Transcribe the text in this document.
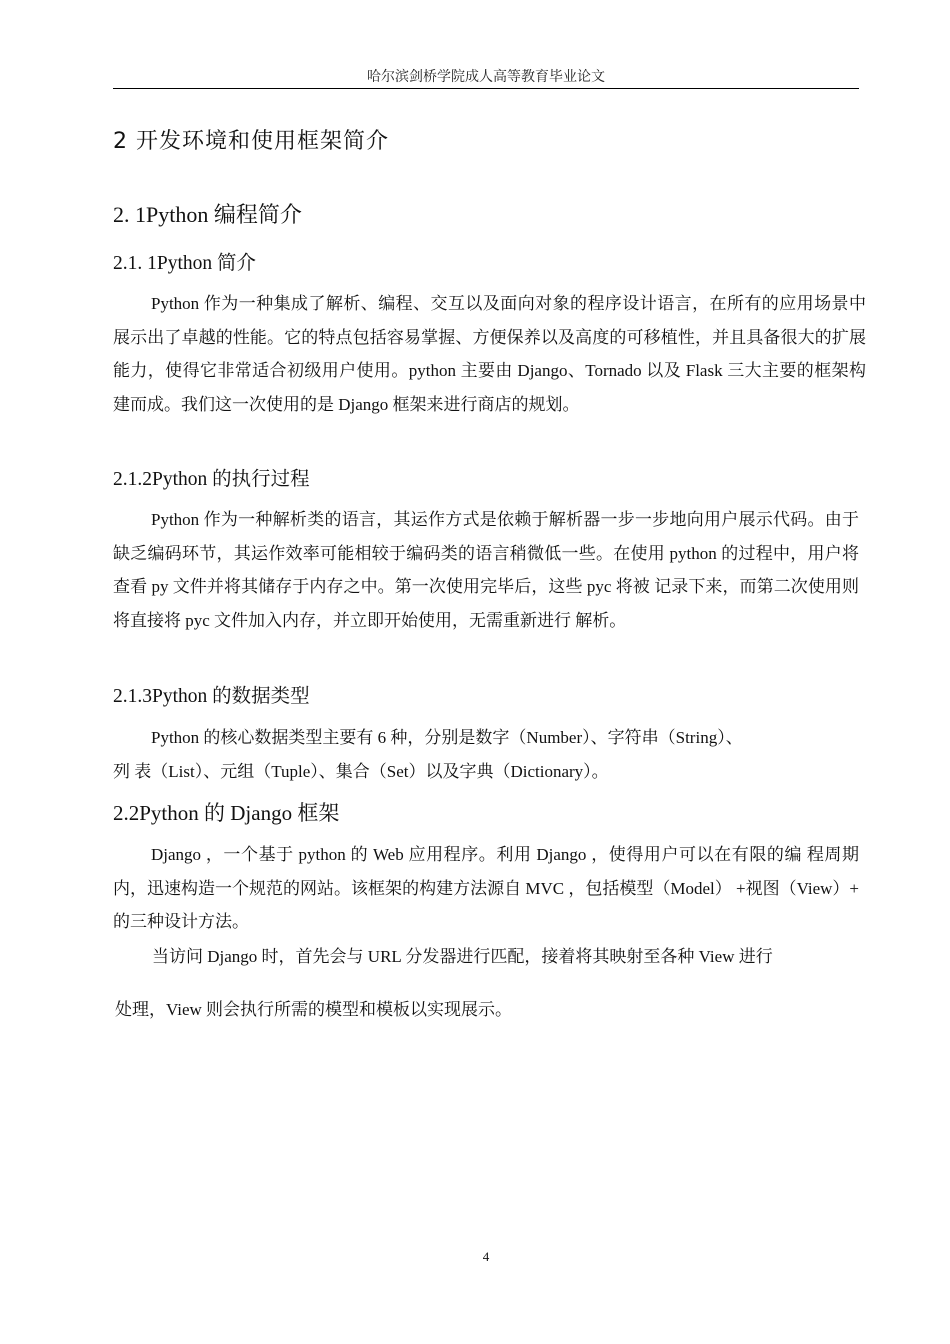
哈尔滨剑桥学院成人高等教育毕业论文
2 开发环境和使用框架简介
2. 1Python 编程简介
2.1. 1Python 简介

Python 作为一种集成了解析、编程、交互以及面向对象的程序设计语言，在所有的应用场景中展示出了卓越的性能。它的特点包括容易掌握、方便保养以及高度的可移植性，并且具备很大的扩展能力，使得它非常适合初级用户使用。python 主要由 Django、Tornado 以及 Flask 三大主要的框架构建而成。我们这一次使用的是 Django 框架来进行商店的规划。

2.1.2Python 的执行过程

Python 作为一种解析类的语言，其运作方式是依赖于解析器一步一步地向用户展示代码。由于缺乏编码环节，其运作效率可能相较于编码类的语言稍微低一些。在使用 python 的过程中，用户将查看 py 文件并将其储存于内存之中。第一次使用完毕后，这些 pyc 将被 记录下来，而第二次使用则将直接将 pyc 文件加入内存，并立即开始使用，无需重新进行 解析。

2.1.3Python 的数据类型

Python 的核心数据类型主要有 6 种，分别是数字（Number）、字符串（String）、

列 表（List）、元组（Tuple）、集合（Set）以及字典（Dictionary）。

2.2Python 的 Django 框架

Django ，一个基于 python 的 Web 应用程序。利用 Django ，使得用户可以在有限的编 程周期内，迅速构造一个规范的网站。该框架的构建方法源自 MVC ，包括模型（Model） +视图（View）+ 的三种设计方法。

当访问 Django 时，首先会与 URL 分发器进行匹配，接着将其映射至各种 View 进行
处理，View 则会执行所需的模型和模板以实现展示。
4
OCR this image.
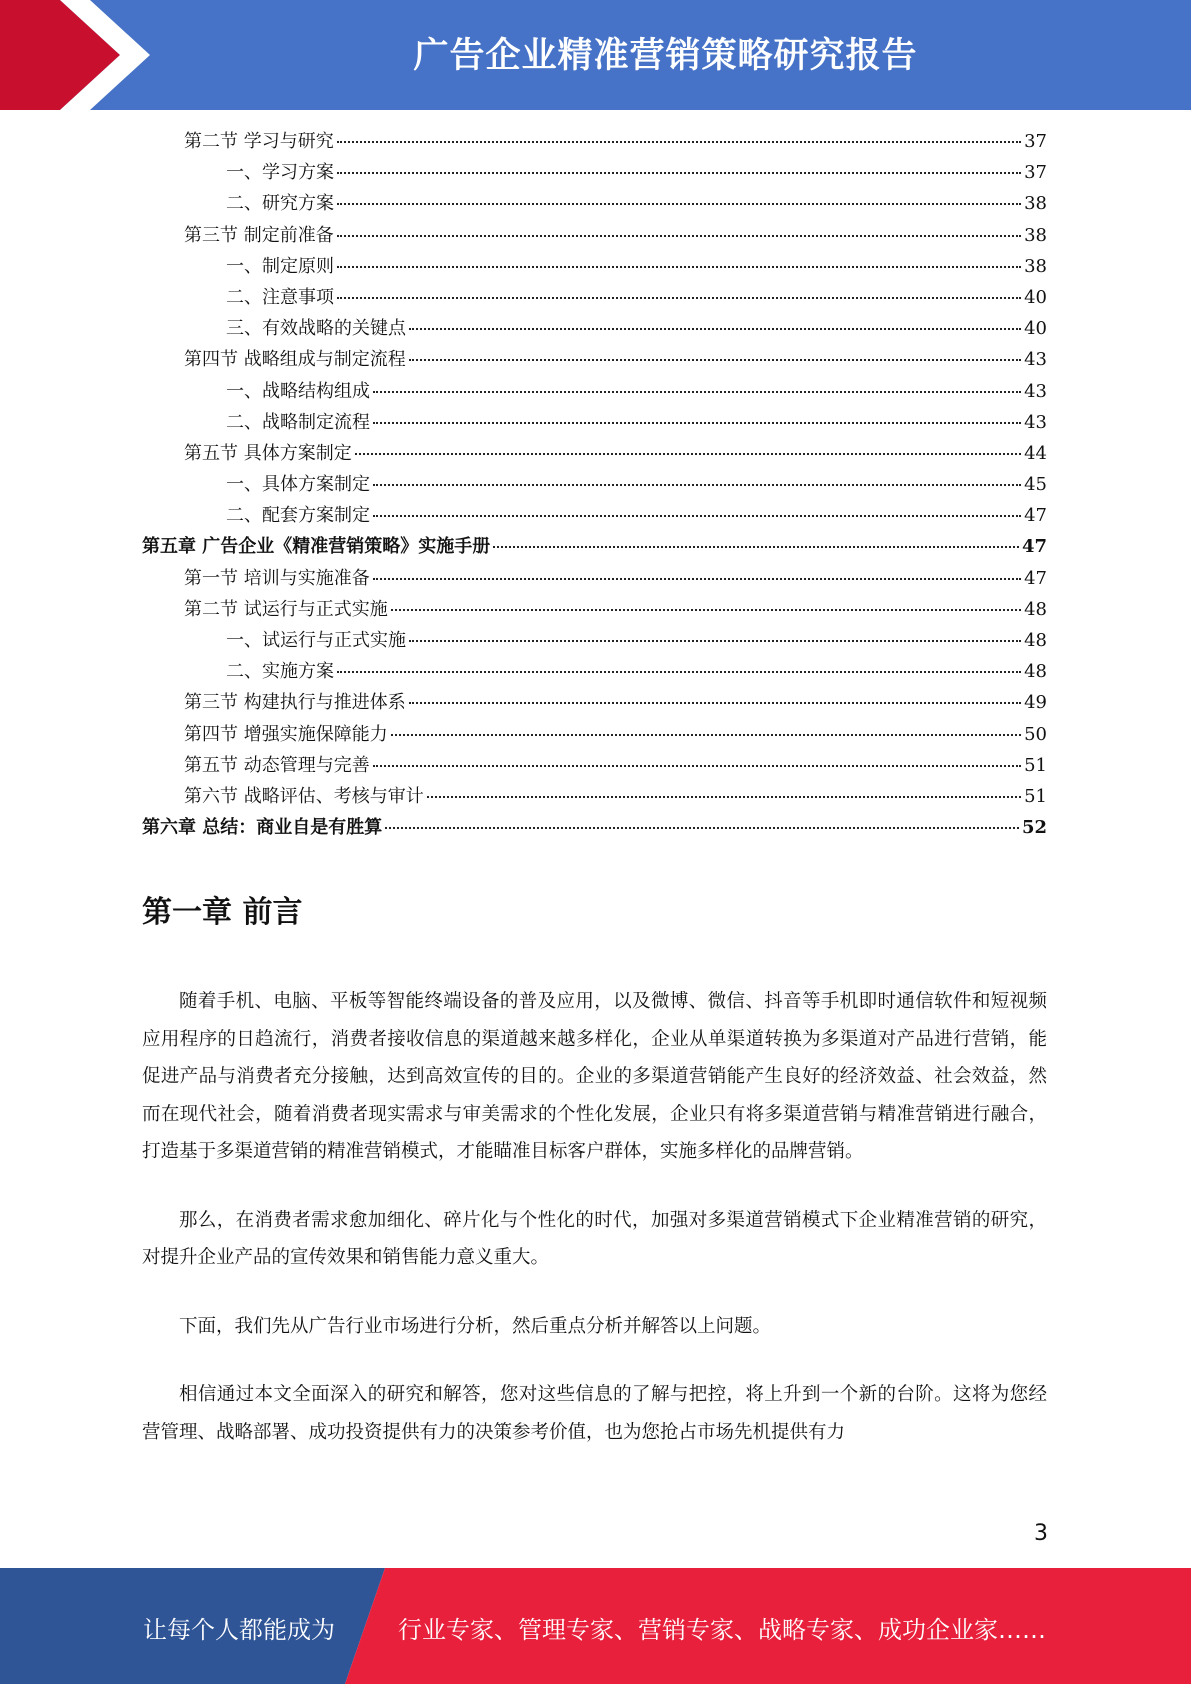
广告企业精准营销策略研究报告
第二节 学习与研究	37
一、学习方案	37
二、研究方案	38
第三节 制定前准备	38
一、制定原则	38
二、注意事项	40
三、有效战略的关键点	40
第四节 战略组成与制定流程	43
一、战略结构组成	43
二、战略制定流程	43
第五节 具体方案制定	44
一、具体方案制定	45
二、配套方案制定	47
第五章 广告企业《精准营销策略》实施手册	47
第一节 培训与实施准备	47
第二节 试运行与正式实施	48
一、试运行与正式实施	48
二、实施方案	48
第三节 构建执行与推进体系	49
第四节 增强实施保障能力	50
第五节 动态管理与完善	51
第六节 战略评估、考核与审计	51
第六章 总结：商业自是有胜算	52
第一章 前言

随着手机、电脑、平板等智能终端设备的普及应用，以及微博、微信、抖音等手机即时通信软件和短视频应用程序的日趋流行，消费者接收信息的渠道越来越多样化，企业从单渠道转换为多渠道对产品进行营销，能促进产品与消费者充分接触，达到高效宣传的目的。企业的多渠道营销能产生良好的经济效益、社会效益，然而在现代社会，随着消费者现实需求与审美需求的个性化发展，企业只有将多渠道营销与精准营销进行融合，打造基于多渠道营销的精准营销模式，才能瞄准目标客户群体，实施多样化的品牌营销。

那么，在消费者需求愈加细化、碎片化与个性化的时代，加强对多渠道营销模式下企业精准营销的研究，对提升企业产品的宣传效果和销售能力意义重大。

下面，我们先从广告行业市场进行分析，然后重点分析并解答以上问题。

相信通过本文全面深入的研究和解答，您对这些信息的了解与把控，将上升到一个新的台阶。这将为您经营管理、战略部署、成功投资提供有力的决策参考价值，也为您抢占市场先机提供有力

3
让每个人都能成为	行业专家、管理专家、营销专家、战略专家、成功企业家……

++++++++++

## [Given task]
Reproduce every line exactly and omit all pictures.

## [Response to the exercise]
Transcribe the text in this document.
哈尔滨剑桥学院成人高等教育毕业论文
2 开发环境和使用框架简介
2. 1Python 编程简介
2.1. 1Python 简介

Python 作为一种集成了解析、编程、交互以及面向对象的程序设计语言，在所有的应用场景中展示出了卓越的性能。它的特点包括容易掌握、方便保养以及高度的可移植性，并且具备很大的扩展能力，使得它非常适合初级用户使用。python 主要由 Django、Tornado 以及 Flask 三大主要的框架构建而成。我们这一次使用的是 Django 框架来进行商店的规划。

2.1.2Python 的执行过程

Python 作为一种解析类的语言，其运作方式是依赖于解析器一步一步地向用户展示代码。由于缺乏编码环节，其运作效率可能相较于编码类的语言稍微低一些。在使用 python 的过程中，用户将查看 py 文件并将其储存于内存之中。第一次使用完毕后，这些 pyc 将被 记录下来，而第二次使用则将直接将 pyc 文件加入内存，并立即开始使用，无需重新进行 解析。

2.1.3Python 的数据类型

Python 的核心数据类型主要有 6 种，分别是数字（Number）、字符串（String）、

列 表（List）、元组（Tuple）、集合（Set）以及字典（Dictionary）。

2.2Python 的 Django 框架

Django ，一个基于 python 的 Web 应用程序。利用 Django ，使得用户可以在有限的编 程周期内，迅速构造一个规范的网站。该框架的构建方法源自 MVC ，包括模型（Model） +视图（View）+ 的三种设计方法。

当访问 Django 时，首先会与 URL 分发器进行匹配，接着将其映射至各种 View 进行
处理，View 则会执行所需的模型和模板以实现展示。
4
OCR this image.
广告企业精准营销策略研究报告
第二节 学习与研究	37
一、学习方案	37
二、研究方案	38
第三节 制定前准备	38
一、制定原则	38
二、注意事项	40
三、有效战略的关键点	40
第四节 战略组成与制定流程	43
一、战略结构组成	43
二、战略制定流程	43
第五节 具体方案制定	44
一、具体方案制定	45
二、配套方案制定	47
第五章 广告企业《精准营销策略》实施手册	47
第一节 培训与实施准备	47
第二节 试运行与正式实施	48
一、试运行与正式实施	48
二、实施方案	48
第三节 构建执行与推进体系	49
第四节 增强实施保障能力	50
第五节 动态管理与完善	51
第六节 战略评估、考核与审计	51
第六章 总结：商业自是有胜算	52
第一章 前言

随着手机、电脑、平板等智能终端设备的普及应用，以及微博、微信、抖音等手机即时通信软件和短视频应用程序的日趋流行，消费者接收信息的渠道越来越多样化，企业从单渠道转换为多渠道对产品进行营销，能促进产品与消费者充分接触，达到高效宣传的目的。企业的多渠道营销能产生良好的经济效益、社会效益，然而在现代社会，随着消费者现实需求与审美需求的个性化发展，企业只有将多渠道营销与精准营销进行融合，打造基于多渠道营销的精准营销模式，才能瞄准目标客户群体，实施多样化的品牌营销。

那么，在消费者需求愈加细化、碎片化与个性化的时代，加强对多渠道营销模式下企业精准营销的研究，对提升企业产品的宣传效果和销售能力意义重大。

下面，我们先从广告行业市场进行分析，然后重点分析并解答以上问题。

相信通过本文全面深入的研究和解答，您对这些信息的了解与把控，将上升到一个新的台阶。这将为您经营管理、战略部署、成功投资提供有力的决策参考价值，也为您抢占市场先机提供有力

3
让每个人都能成为	行业专家、管理专家、营销专家、战略专家、成功企业家……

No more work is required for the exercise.